WHAT YOU ARE ASKED TO DO
List each line of the data that holds the string "Tracts", please.

INPUT ROWS

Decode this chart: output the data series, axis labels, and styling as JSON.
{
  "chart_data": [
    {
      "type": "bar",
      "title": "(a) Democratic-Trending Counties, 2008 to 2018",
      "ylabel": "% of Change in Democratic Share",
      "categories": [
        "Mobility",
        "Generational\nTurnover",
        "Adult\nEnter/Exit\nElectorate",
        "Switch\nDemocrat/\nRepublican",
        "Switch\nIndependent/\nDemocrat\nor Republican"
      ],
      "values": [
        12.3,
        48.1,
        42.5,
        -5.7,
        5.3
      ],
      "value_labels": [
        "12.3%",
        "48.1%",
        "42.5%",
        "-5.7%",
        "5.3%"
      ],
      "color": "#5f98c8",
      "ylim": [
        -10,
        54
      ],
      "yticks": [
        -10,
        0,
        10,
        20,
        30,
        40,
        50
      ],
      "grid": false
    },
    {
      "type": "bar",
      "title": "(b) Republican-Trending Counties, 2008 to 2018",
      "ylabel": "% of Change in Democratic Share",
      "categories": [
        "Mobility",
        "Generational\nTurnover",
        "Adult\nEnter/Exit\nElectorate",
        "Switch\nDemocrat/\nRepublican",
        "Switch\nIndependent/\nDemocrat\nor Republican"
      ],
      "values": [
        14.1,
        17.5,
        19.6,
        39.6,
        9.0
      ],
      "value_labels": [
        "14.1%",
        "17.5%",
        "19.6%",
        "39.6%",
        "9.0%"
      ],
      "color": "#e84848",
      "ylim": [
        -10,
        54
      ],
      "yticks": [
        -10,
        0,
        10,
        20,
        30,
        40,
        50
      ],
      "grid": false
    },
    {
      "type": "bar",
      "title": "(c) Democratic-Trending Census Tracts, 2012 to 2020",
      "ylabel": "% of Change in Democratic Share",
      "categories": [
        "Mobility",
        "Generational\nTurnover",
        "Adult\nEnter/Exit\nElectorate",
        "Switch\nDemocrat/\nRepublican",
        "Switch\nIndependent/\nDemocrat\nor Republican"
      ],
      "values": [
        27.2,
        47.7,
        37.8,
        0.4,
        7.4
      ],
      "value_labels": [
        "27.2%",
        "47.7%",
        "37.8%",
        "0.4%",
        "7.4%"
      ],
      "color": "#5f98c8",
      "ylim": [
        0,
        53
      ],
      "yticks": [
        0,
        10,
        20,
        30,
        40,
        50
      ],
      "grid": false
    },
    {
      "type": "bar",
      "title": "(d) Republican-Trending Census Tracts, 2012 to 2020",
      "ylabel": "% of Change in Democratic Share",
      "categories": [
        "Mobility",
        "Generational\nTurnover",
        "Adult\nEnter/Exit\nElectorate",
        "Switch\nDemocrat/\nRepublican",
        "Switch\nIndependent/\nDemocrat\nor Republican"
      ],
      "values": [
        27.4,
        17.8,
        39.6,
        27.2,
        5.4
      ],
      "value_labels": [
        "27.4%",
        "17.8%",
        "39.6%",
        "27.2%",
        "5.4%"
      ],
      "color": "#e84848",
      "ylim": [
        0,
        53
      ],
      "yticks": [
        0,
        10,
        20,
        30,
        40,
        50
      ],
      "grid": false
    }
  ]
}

FULL ANSWER
      "title": "(c) Democratic-Trending Census Tracts, 2012 to 2020",
      "title": "(d) Republican-Trending Census Tracts, 2012 to 2020",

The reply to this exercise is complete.